▶ [Activity]
All of the data that follows should be written out exactly.

▶ [Study material]
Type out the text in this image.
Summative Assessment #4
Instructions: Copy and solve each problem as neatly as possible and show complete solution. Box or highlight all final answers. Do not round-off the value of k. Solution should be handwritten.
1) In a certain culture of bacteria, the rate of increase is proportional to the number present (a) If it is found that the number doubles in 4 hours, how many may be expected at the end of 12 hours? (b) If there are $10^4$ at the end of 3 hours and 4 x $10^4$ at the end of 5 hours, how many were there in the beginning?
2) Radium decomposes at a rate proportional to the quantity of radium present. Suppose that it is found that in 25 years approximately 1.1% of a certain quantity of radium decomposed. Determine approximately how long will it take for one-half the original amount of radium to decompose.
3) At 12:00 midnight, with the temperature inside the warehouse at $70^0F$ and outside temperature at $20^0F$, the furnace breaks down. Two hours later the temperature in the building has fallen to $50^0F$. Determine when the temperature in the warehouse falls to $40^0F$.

▶ [Answer to the exercise]
Type out the text in this image.
Summative Assessment #4
Instructions: Copy and solve each problem as neatly as possible and show complete solution. Box or highlight all final answers. Do not round-off the value of k. Solution should be handwritten.
1) In a certain culture of bacteria, the rate of increase is proportional to the number present (a) If it is found that the number doubles in 4 hours, how many may be expected at the end of 12 hours? (b) If there are $10^4$ at the end of 3 hours and 4 x $10^4$ at the end of 5 hours, how many were there in the beginning?
2) Radium decomposes at a rate proportional to the quantity of radium present. Suppose that it is found that in 25 years approximately 1.1% of a certain quantity of radium decomposed. Determine approximately how long will it take for one-half the original amount of radium to decompose.
3) At 12:00 midnight, with the temperature inside the warehouse at $70^0F$ and outside temperature at $20^0F$, the furnace breaks down. Two hours later the temperature in the building has fallen to $50^0F$. Determine when the temperature in the warehouse falls to $40^0F$.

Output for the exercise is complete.